Recorded data
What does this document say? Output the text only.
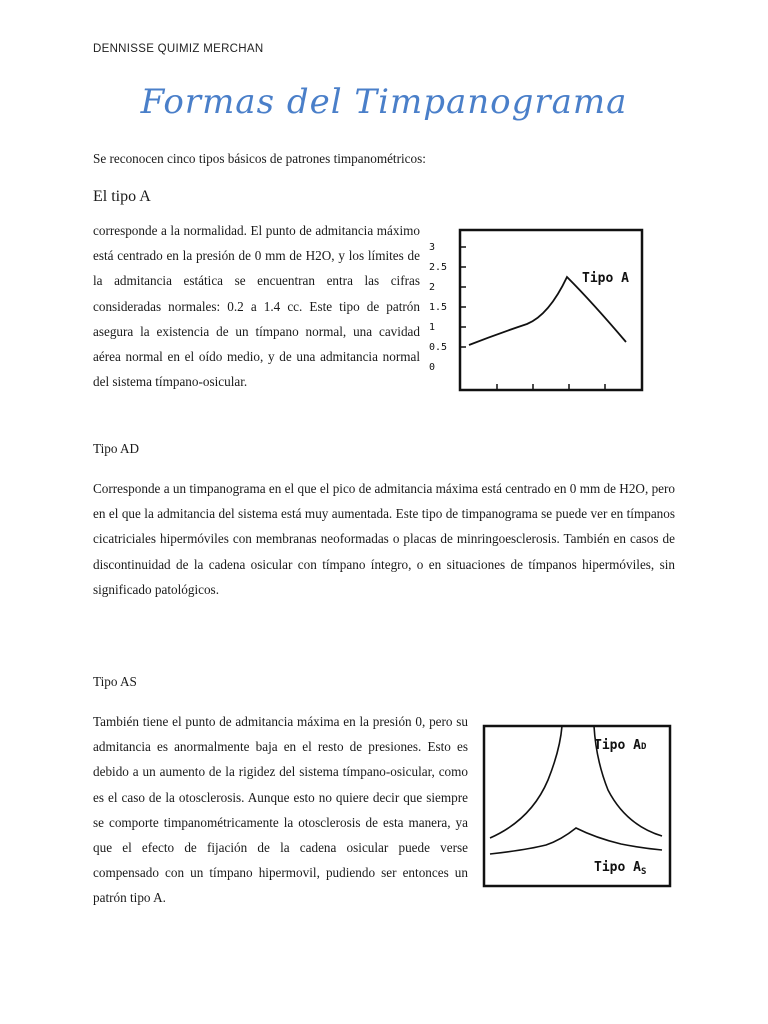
DENNISSE QUIMIZ MERCHAN
Formas del Timpanograma
Se reconocen cinco tipos básicos de patrones timpanométricos:
El tipo A
corresponde a la normalidad. El punto de admitancia máximo está centrado en la presión de 0 mm de H2O, y los límites de la admitancia estática se encuentran entra las cifras consideradas normales: 0.2 a 1.4 cc. Este tipo de patrón asegura la existencia de un tímpano normal, una cavidad aérea normal en el oído medio, y de una admitancia normal del sistema tímpano-osicular.
3
2.5
2
1.5
1
0.5
0
Tipo A
Tipo AD
Corresponde a un timpanograma en el que el pico de admitancia máxima está centrado en 0 mm de H2O, pero en el que la admitancia del sistema está muy aumentada. Este tipo de timpanograma se puede ver en tímpanos cicatriciales hipermóviles con membranas neoformadas o placas de minringoesclerosis. También en casos de discontinuidad de la cadena osicular con tímpano íntegro, o en situaciones de tímpanos hipermóviles, sin significado patológicos.
Tipo AS
También tiene el punto de admitancia máxima en la presión 0, pero su admitancia es anormalmente baja en el resto de presiones. Esto es debido a un aumento de la rigidez del sistema tímpano-osicular, como es el caso de la otosclerosis. Aunque esto no quiere decir que siempre se comporte timpanométricamente la otosclerosis de esta manera, ya que el efecto de fijación de la cadena osicular puede verse compensado con un tímpano hipermovil, pudiendo ser entonces un patrón tipo A.
Tipo AD
Tipo $A_S$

Task requirements:
Copy all the entries word for word. Omit any pictures.

Exercise output:
What does this document say? Output the text only.
DENNISSE QUIMIZ MERCHAN
Formas del Timpanograma
Se reconocen cinco tipos básicos de patrones timpanométricos:
El tipo A
corresponde a la normalidad. El punto de admitancia máximo está centrado en la presión de 0 mm de H2O, y los límites de la admitancia estática se encuentran entra las cifras consideradas normales: 0.2 a 1.4 cc. Este tipo de patrón asegura la existencia de un tímpano normal, una cavidad aérea normal en el oído medio, y de una admitancia normal del sistema tímpano-osicular.
3
2.5
2
1.5
1
0.5
0
Tipo A
Tipo AD
Corresponde a un timpanograma en el que el pico de admitancia máxima está centrado en 0 mm de H2O, pero en el que la admitancia del sistema está muy aumentada. Este tipo de timpanograma se puede ver en tímpanos cicatriciales hipermóviles con membranas neoformadas o placas de minringoesclerosis. También en casos de discontinuidad de la cadena osicular con tímpano íntegro, o en situaciones de tímpanos hipermóviles, sin significado patológicos.
Tipo AS
También tiene el punto de admitancia máxima en la presión 0, pero su admitancia es anormalmente baja en el resto de presiones. Esto es debido a un aumento de la rigidez del sistema tímpano-osicular, como es el caso de la otosclerosis. Aunque esto no quiere decir que siempre se comporte timpanométricamente la otosclerosis de esta manera, ya que el efecto de fijación de la cadena osicular puede verse compensado con un tímpano hipermovil, pudiendo ser entonces un patrón tipo A.
Tipo AD
Tipo $A_S$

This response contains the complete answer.